* Short task
Reproduce every line of the data below verbatim, with no changes to wording, numbers, or punctuation.

(Collected data entries)
┌────────

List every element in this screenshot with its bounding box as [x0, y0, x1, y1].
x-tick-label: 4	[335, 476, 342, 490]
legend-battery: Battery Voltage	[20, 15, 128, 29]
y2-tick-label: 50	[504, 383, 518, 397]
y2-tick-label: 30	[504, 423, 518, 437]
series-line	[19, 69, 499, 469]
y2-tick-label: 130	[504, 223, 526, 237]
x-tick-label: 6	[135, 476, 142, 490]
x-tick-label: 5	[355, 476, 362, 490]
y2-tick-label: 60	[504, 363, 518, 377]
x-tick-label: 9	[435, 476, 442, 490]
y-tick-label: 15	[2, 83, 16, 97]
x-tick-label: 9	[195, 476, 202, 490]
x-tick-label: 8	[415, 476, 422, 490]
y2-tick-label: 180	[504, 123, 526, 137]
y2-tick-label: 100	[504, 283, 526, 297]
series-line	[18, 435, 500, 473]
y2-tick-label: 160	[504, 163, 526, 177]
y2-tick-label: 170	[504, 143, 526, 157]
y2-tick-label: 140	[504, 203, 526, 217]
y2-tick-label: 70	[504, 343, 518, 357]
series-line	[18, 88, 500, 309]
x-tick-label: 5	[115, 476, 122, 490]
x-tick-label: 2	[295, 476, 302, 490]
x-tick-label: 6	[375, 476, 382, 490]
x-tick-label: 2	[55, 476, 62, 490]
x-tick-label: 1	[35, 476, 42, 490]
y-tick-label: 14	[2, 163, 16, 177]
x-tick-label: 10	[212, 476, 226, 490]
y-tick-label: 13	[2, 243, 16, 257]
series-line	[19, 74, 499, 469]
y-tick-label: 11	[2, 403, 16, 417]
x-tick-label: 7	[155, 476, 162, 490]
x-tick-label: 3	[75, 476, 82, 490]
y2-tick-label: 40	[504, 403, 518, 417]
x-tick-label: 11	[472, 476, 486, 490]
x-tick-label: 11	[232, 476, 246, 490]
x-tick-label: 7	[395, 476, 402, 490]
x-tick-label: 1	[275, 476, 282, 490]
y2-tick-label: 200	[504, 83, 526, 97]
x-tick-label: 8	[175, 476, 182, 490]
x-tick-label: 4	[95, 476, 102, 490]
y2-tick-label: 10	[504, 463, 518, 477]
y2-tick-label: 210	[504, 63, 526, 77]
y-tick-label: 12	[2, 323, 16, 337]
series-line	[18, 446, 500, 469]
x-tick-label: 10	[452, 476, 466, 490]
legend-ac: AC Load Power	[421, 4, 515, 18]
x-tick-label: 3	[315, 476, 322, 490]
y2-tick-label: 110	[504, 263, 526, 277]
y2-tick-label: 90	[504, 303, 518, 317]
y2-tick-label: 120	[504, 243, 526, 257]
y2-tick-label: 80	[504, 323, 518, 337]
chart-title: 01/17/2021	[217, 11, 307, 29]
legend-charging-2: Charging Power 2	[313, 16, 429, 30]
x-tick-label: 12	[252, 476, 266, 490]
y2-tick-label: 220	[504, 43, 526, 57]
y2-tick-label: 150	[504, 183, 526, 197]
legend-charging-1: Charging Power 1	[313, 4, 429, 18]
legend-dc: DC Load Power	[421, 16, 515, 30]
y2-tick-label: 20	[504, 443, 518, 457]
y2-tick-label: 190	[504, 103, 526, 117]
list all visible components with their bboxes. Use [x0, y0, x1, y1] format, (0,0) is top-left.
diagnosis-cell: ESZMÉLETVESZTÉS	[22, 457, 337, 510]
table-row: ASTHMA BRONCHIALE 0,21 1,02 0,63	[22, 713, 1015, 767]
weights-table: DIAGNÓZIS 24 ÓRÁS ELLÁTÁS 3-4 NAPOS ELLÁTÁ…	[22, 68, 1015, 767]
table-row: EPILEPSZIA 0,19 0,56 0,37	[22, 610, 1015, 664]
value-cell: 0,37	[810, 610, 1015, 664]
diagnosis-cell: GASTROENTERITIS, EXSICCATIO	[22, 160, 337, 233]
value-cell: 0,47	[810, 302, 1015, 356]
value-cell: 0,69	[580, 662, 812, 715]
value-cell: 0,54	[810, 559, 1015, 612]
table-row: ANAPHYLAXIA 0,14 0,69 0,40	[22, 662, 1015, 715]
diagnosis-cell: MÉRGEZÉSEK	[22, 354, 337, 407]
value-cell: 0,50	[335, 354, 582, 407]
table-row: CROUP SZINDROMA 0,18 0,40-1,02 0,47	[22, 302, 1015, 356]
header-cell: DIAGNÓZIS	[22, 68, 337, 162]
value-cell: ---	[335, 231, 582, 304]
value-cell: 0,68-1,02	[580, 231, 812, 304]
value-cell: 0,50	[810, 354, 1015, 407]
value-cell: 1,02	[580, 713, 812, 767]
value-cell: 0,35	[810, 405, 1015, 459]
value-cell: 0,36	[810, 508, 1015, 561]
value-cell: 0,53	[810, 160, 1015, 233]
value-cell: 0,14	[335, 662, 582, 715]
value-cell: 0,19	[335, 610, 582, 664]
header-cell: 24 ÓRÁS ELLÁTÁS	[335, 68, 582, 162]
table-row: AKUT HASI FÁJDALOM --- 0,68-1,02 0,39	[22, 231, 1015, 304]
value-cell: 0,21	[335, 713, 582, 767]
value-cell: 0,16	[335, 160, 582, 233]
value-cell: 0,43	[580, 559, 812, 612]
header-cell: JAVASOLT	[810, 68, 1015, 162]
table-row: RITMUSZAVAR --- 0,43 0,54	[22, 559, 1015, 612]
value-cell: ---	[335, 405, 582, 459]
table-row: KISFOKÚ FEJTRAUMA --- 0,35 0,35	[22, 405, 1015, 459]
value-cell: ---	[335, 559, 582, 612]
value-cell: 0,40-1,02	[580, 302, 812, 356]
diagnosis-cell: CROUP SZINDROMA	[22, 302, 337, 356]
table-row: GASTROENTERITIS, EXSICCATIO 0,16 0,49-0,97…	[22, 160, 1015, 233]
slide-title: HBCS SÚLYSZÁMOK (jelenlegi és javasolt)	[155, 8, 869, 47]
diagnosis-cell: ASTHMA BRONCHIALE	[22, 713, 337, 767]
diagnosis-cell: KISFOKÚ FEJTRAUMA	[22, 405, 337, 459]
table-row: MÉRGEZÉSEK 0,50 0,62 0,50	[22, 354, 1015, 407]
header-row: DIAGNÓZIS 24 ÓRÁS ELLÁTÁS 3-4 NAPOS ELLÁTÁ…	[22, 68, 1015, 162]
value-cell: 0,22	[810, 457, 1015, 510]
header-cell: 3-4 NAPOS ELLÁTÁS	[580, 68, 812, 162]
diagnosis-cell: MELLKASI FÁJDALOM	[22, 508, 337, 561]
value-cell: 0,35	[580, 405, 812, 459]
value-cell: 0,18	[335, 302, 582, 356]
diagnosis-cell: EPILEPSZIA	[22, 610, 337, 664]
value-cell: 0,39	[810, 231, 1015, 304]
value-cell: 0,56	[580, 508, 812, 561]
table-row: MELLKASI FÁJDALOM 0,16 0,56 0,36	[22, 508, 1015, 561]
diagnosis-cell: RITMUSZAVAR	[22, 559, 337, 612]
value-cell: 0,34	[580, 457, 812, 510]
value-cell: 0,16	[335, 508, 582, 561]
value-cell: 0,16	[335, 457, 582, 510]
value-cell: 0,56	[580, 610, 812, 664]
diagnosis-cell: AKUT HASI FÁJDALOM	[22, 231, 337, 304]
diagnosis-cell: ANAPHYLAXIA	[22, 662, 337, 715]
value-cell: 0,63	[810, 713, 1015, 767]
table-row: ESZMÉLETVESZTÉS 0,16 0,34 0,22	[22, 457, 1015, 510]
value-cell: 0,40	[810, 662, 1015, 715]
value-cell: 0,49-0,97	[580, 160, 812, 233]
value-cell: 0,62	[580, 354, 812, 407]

└────────

* Task answer
List every element in this screenshot with its bounding box as [x0, y0, x1, y1].
x-tick-label: 4	[335, 476, 342, 490]
legend-battery: Battery Voltage	[20, 15, 128, 29]
y2-tick-label: 50	[504, 383, 518, 397]
y2-tick-label: 30	[504, 423, 518, 437]
series-line	[19, 69, 499, 469]
y2-tick-label: 130	[504, 223, 526, 237]
x-tick-label: 6	[135, 476, 142, 490]
x-tick-label: 5	[355, 476, 362, 490]
y2-tick-label: 60	[504, 363, 518, 377]
x-tick-label: 9	[435, 476, 442, 490]
y-tick-label: 15	[2, 83, 16, 97]
x-tick-label: 9	[195, 476, 202, 490]
x-tick-label: 8	[415, 476, 422, 490]
y2-tick-label: 180	[504, 123, 526, 137]
y2-tick-label: 100	[504, 283, 526, 297]
series-line	[18, 435, 500, 473]
y2-tick-label: 160	[504, 163, 526, 177]
y2-tick-label: 170	[504, 143, 526, 157]
y2-tick-label: 140	[504, 203, 526, 217]
y2-tick-label: 70	[504, 343, 518, 357]
series-line	[18, 88, 500, 309]
x-tick-label: 5	[115, 476, 122, 490]
x-tick-label: 2	[295, 476, 302, 490]
x-tick-label: 6	[375, 476, 382, 490]
x-tick-label: 2	[55, 476, 62, 490]
x-tick-label: 1	[35, 476, 42, 490]
y-tick-label: 14	[2, 163, 16, 177]
x-tick-label: 10	[212, 476, 226, 490]
y-tick-label: 13	[2, 243, 16, 257]
series-line	[19, 74, 499, 469]
y-tick-label: 11	[2, 403, 16, 417]
x-tick-label: 7	[155, 476, 162, 490]
x-tick-label: 3	[75, 476, 82, 490]
y2-tick-label: 40	[504, 403, 518, 417]
x-tick-label: 11	[472, 476, 486, 490]
x-tick-label: 11	[232, 476, 246, 490]
x-tick-label: 7	[395, 476, 402, 490]
x-tick-label: 1	[275, 476, 282, 490]
y2-tick-label: 200	[504, 83, 526, 97]
x-tick-label: 8	[175, 476, 182, 490]
x-tick-label: 4	[95, 476, 102, 490]
y2-tick-label: 10	[504, 463, 518, 477]
y2-tick-label: 210	[504, 63, 526, 77]
y-tick-label: 12	[2, 323, 16, 337]
series-line	[18, 446, 500, 469]
x-tick-label: 10	[452, 476, 466, 490]
legend-ac: AC Load Power	[421, 4, 515, 18]
x-tick-label: 3	[315, 476, 322, 490]
y2-tick-label: 110	[504, 263, 526, 277]
y2-tick-label: 90	[504, 303, 518, 317]
y2-tick-label: 120	[504, 243, 526, 257]
y2-tick-label: 80	[504, 323, 518, 337]
chart-title: 01/17/2021	[217, 11, 307, 29]
legend-charging-2: Charging Power 2	[313, 16, 429, 30]
x-tick-label: 12	[252, 476, 266, 490]
y2-tick-label: 220	[504, 43, 526, 57]
y2-tick-label: 150	[504, 183, 526, 197]
legend-charging-1: Charging Power 1	[313, 4, 429, 18]
legend-dc: DC Load Power	[421, 16, 515, 30]
y2-tick-label: 20	[504, 443, 518, 457]
y2-tick-label: 190	[504, 103, 526, 117]
list all visible components with their bboxes. Use [x0, y0, x1, y1] format, (0,0) is top-left.
diagnosis-cell: ESZMÉLETVESZTÉS	[22, 457, 337, 510]
table-row: ASTHMA BRONCHIALE 0,21 1,02 0,63	[22, 713, 1015, 767]
weights-table: DIAGNÓZIS 24 ÓRÁS ELLÁTÁS 3-4 NAPOS ELLÁTÁ…	[22, 68, 1015, 767]
table-row: EPILEPSZIA 0,19 0,56 0,37	[22, 610, 1015, 664]
value-cell: 0,37	[810, 610, 1015, 664]
diagnosis-cell: GASTROENTERITIS, EXSICCATIO	[22, 160, 337, 233]
value-cell: 0,47	[810, 302, 1015, 356]
value-cell: 0,69	[580, 662, 812, 715]
value-cell: 0,54	[810, 559, 1015, 612]
table-row: ANAPHYLAXIA 0,14 0,69 0,40	[22, 662, 1015, 715]
diagnosis-cell: MÉRGEZÉSEK	[22, 354, 337, 407]
value-cell: 0,50	[335, 354, 582, 407]
table-row: CROUP SZINDROMA 0,18 0,40-1,02 0,47	[22, 302, 1015, 356]
header-cell: DIAGNÓZIS	[22, 68, 337, 162]
value-cell: ---	[335, 231, 582, 304]
value-cell: 0,68-1,02	[580, 231, 812, 304]
value-cell: 0,50	[810, 354, 1015, 407]
value-cell: 1,02	[580, 713, 812, 767]
value-cell: 0,35	[810, 405, 1015, 459]
value-cell: 0,36	[810, 508, 1015, 561]
value-cell: 0,53	[810, 160, 1015, 233]
value-cell: 0,14	[335, 662, 582, 715]
value-cell: 0,19	[335, 610, 582, 664]
header-cell: 24 ÓRÁS ELLÁTÁS	[335, 68, 582, 162]
table-row: AKUT HASI FÁJDALOM --- 0,68-1,02 0,39	[22, 231, 1015, 304]
value-cell: 0,21	[335, 713, 582, 767]
value-cell: 0,16	[335, 160, 582, 233]
value-cell: 0,43	[580, 559, 812, 612]
header-cell: JAVASOLT	[810, 68, 1015, 162]
table-row: RITMUSZAVAR --- 0,43 0,54	[22, 559, 1015, 612]
value-cell: ---	[335, 405, 582, 459]
table-row: KISFOKÚ FEJTRAUMA --- 0,35 0,35	[22, 405, 1015, 459]
value-cell: ---	[335, 559, 582, 612]
value-cell: 0,40-1,02	[580, 302, 812, 356]
diagnosis-cell: CROUP SZINDROMA	[22, 302, 337, 356]
table-row: GASTROENTERITIS, EXSICCATIO 0,16 0,49-0,97…	[22, 160, 1015, 233]
slide-title: HBCS SÚLYSZÁMOK (jelenlegi és javasolt)	[155, 8, 869, 47]
diagnosis-cell: ASTHMA BRONCHIALE	[22, 713, 337, 767]
diagnosis-cell: KISFOKÚ FEJTRAUMA	[22, 405, 337, 459]
table-row: MÉRGEZÉSEK 0,50 0,62 0,50	[22, 354, 1015, 407]
header-row: DIAGNÓZIS 24 ÓRÁS ELLÁTÁS 3-4 NAPOS ELLÁTÁ…	[22, 68, 1015, 162]
value-cell: 0,22	[810, 457, 1015, 510]
header-cell: 3-4 NAPOS ELLÁTÁS	[580, 68, 812, 162]
diagnosis-cell: MELLKASI FÁJDALOM	[22, 508, 337, 561]
value-cell: 0,35	[580, 405, 812, 459]
value-cell: 0,18	[335, 302, 582, 356]
diagnosis-cell: EPILEPSZIA	[22, 610, 337, 664]
value-cell: 0,39	[810, 231, 1015, 304]
value-cell: 0,56	[580, 508, 812, 561]
table-row: MELLKASI FÁJDALOM 0,16 0,56 0,36	[22, 508, 1015, 561]
diagnosis-cell: RITMUSZAVAR	[22, 559, 337, 612]
value-cell: 0,34	[580, 457, 812, 510]
value-cell: 0,16	[335, 508, 582, 561]
value-cell: 0,16	[335, 457, 582, 510]
value-cell: 0,56	[580, 610, 812, 664]
diagnosis-cell: AKUT HASI FÁJDALOM	[22, 231, 337, 304]
diagnosis-cell: ANAPHYLAXIA	[22, 662, 337, 715]
value-cell: 0,63	[810, 713, 1015, 767]
table-row: ESZMÉLETVESZTÉS 0,16 0,34 0,22	[22, 457, 1015, 510]
value-cell: 0,40	[810, 662, 1015, 715]
value-cell: 0,49-0,97	[580, 160, 812, 233]
value-cell: 0,62	[580, 354, 812, 407]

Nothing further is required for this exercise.